_SHORT TASK:_ Read through the entries below and return each line with the word "icon".

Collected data
────────────────────────────────────────

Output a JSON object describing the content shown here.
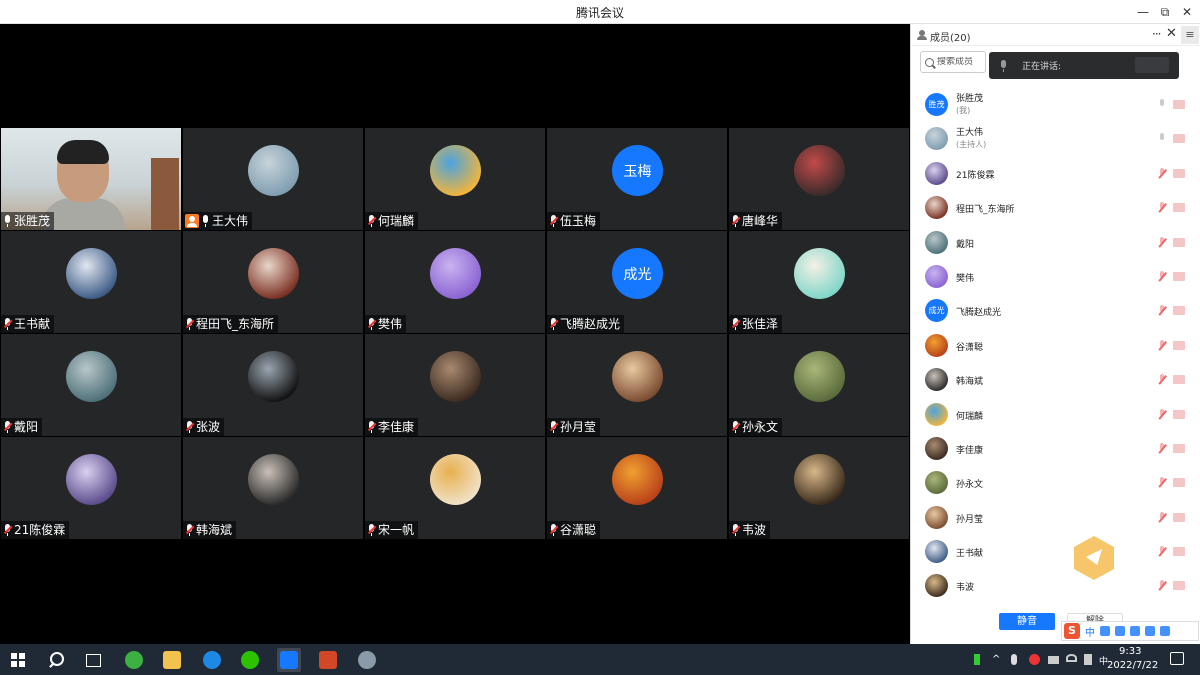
{
  "window": {
    "title": "腾讯会议",
    "minimize": "—",
    "maximize": "⧉",
    "close": "✕"
  },
  "grid": {
    "tiles": [
      {
        "name": "张胜茂",
        "kind": "video",
        "mic": "on"
      },
      {
        "name": "王大伟",
        "kind": "photo",
        "mic": "on",
        "host": true,
        "colors": [
          "#7f9db0",
          "#c7d3da"
        ]
      },
      {
        "name": "何瑞麟",
        "kind": "photo",
        "mic": "muted",
        "colors": [
          "#f4b53a",
          "#4aa3e0"
        ]
      },
      {
        "name": "伍玉梅",
        "kind": "text",
        "avatar_text": "玉梅",
        "mic": "muted"
      },
      {
        "name": "唐峰华",
        "kind": "photo",
        "mic": "muted",
        "colors": [
          "#3a2a2a",
          "#c24a4a"
        ]
      },
      {
        "name": "王书献",
        "kind": "photo",
        "mic": "muted",
        "colors": [
          "#3c5a86",
          "#e0e6ee"
        ]
      },
      {
        "name": "程田飞_东海所",
        "kind": "photo",
        "mic": "muted",
        "colors": [
          "#7a2e22",
          "#e7d6c8"
        ]
      },
      {
        "name": "樊伟",
        "kind": "photo",
        "mic": "muted",
        "colors": [
          "#8a63d2",
          "#c9b3f0"
        ]
      },
      {
        "name": "飞腾赵成光",
        "kind": "text",
        "avatar_text": "成光",
        "mic": "muted"
      },
      {
        "name": "张佳泽",
        "kind": "photo",
        "mic": "muted",
        "colors": [
          "#7fd6c8",
          "#f5f0e6"
        ]
      },
      {
        "name": "戴阳",
        "kind": "photo",
        "mic": "muted",
        "colors": [
          "#4d6f78",
          "#b8c7c9"
        ]
      },
      {
        "name": "张波",
        "kind": "photo",
        "mic": "muted",
        "colors": [
          "#111111",
          "#9aa5b0"
        ]
      },
      {
        "name": "李佳康",
        "kind": "photo",
        "mic": "muted",
        "colors": [
          "#3b2a20",
          "#a88a70"
        ]
      },
      {
        "name": "孙月莹",
        "kind": "photo",
        "mic": "muted",
        "colors": [
          "#7a4a30",
          "#e8c9a0"
        ]
      },
      {
        "name": "孙永文",
        "kind": "photo",
        "mic": "muted",
        "colors": [
          "#5a6a3a",
          "#a9b77a"
        ]
      },
      {
        "name": "21陈俊霖",
        "kind": "photo",
        "mic": "muted",
        "colors": [
          "#5a4a8a",
          "#d8d0f0"
        ]
      },
      {
        "name": "韩海斌",
        "kind": "photo",
        "mic": "muted",
        "colors": [
          "#2a2a2a",
          "#c9c0b8"
        ]
      },
      {
        "name": "宋一帆",
        "kind": "photo",
        "mic": "muted",
        "colors": [
          "#f0e2c8",
          "#e8b050"
        ]
      },
      {
        "name": "谷潇聪",
        "kind": "photo",
        "mic": "muted",
        "colors": [
          "#b8401a",
          "#f0a030"
        ]
      },
      {
        "name": "韦波",
        "kind": "photo",
        "mic": "muted",
        "colors": [
          "#3a2a1a",
          "#d8b88a"
        ]
      }
    ]
  },
  "panel": {
    "title": "成员(20)",
    "more": "···",
    "close": "✕",
    "menu": "≡",
    "search_placeholder": "搜索成员",
    "speaking_label": "正在讲话:",
    "members": [
      {
        "name": "张胜茂",
        "role": "(我)",
        "kind": "text",
        "avatar_text": "胜茂",
        "mic": "on"
      },
      {
        "name": "王大伟",
        "role": "(主持人)",
        "kind": "photo",
        "colors": [
          "#7f9db0",
          "#c7d3da"
        ],
        "mic": "on"
      },
      {
        "name": "21陈俊霖",
        "role": "",
        "kind": "photo",
        "colors": [
          "#5a4a8a",
          "#d8d0f0"
        ],
        "mic": "muted"
      },
      {
        "name": "程田飞_东海所",
        "role": "",
        "kind": "photo",
        "colors": [
          "#7a2e22",
          "#e7d6c8"
        ],
        "mic": "muted"
      },
      {
        "name": "戴阳",
        "role": "",
        "kind": "photo",
        "colors": [
          "#4d6f78",
          "#b8c7c9"
        ],
        "mic": "muted"
      },
      {
        "name": "樊伟",
        "role": "",
        "kind": "photo",
        "colors": [
          "#8a63d2",
          "#c9b3f0"
        ],
        "mic": "muted"
      },
      {
        "name": "飞腾赵成光",
        "role": "",
        "kind": "text",
        "avatar_text": "成光",
        "mic": "muted"
      },
      {
        "name": "谷潇聪",
        "role": "",
        "kind": "photo",
        "colors": [
          "#b8401a",
          "#f0a030"
        ],
        "mic": "muted"
      },
      {
        "name": "韩海斌",
        "role": "",
        "kind": "photo",
        "colors": [
          "#2a2a2a",
          "#c9c0b8"
        ],
        "mic": "muted"
      },
      {
        "name": "何瑞麟",
        "role": "",
        "kind": "photo",
        "colors": [
          "#f4b53a",
          "#4aa3e0"
        ],
        "mic": "muted"
      },
      {
        "name": "李佳康",
        "role": "",
        "kind": "photo",
        "colors": [
          "#3b2a20",
          "#a88a70"
        ],
        "mic": "muted"
      },
      {
        "name": "孙永文",
        "role": "",
        "kind": "photo",
        "colors": [
          "#5a6a3a",
          "#a9b77a"
        ],
        "mic": "muted"
      },
      {
        "name": "孙月莹",
        "role": "",
        "kind": "photo",
        "colors": [
          "#7a4a30",
          "#e8c9a0"
        ],
        "mic": "muted"
      },
      {
        "name": "王书献",
        "role": "",
        "kind": "photo",
        "colors": [
          "#3c5a86",
          "#e0e6ee"
        ],
        "mic": "muted"
      },
      {
        "name": "韦波",
        "role": "",
        "kind": "photo",
        "colors": [
          "#3a2a1a",
          "#d8b88a"
        ],
        "mic": "muted"
      }
    ],
    "mute_all": "静音",
    "unmute_all": "解除"
  },
  "ime": {
    "logo": "S",
    "mode": "中"
  },
  "taskbar": {
    "time": "9:33",
    "date": "2022/7/22",
    "apps": [
      {
        "icon": "browser-360-icon",
        "color": "#3cb043"
      },
      {
        "icon": "file-explorer-icon",
        "color": "#f2c14e"
      },
      {
        "icon": "edge-icon",
        "color": "#1e88e5"
      },
      {
        "icon": "wechat-icon",
        "color": "#2dc100"
      },
      {
        "icon": "tencent-meeting-icon",
        "color": "#1677ff"
      },
      {
        "icon": "powerpoint-icon",
        "color": "#d24726"
      },
      {
        "icon": "paint-icon",
        "color": "#8a9aa8"
      }
    ]
  },
  "colors": {
    "accent": "#1677ff",
    "tile_bg": "#252628",
    "taskbar_bg": "#1f2a36",
    "muted_red": "#e33333"
  }
}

────────────────────────────────────────

_OUTPUT:_
        "icon": "browser-360-icon",
        "icon": "file-explorer-icon",
        "icon": "edge-icon",
        "icon": "wechat-icon",
        "icon": "tencent-meeting-icon",
        "icon": "powerpoint-icon",
        "icon": "paint-icon",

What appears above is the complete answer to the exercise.